(Problem)
Lines that include the word "JSON" are the ones to copy.

(Source records)
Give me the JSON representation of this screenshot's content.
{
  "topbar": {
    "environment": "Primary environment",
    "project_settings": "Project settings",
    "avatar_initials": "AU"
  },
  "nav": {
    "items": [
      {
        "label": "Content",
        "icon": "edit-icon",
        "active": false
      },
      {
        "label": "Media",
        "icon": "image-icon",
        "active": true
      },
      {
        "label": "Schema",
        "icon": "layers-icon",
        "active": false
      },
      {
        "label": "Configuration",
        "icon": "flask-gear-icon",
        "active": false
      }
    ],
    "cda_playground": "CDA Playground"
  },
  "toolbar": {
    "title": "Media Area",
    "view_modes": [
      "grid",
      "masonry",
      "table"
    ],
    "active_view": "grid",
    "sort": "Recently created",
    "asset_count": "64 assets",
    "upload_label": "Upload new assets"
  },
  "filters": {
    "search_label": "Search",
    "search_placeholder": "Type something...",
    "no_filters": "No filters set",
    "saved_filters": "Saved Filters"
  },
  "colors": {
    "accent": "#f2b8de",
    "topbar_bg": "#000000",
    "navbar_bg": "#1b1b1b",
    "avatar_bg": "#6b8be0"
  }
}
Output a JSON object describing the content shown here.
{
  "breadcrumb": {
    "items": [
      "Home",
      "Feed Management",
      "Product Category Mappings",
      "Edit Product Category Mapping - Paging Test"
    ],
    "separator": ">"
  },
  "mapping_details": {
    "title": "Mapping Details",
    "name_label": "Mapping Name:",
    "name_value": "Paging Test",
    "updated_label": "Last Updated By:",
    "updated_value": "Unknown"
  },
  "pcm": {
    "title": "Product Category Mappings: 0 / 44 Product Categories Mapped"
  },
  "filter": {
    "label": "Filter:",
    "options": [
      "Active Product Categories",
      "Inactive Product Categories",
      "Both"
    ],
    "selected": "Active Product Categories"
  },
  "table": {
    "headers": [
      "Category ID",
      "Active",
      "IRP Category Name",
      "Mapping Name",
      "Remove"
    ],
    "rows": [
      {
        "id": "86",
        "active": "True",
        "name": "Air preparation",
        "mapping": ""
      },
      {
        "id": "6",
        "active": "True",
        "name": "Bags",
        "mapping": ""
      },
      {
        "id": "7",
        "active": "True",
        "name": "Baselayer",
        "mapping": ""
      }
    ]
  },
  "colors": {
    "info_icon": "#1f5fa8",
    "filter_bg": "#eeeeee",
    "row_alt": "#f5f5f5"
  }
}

(The response)
Give me the JSON representation of this screenshot's content.
Output a JSON object describing the content shown here.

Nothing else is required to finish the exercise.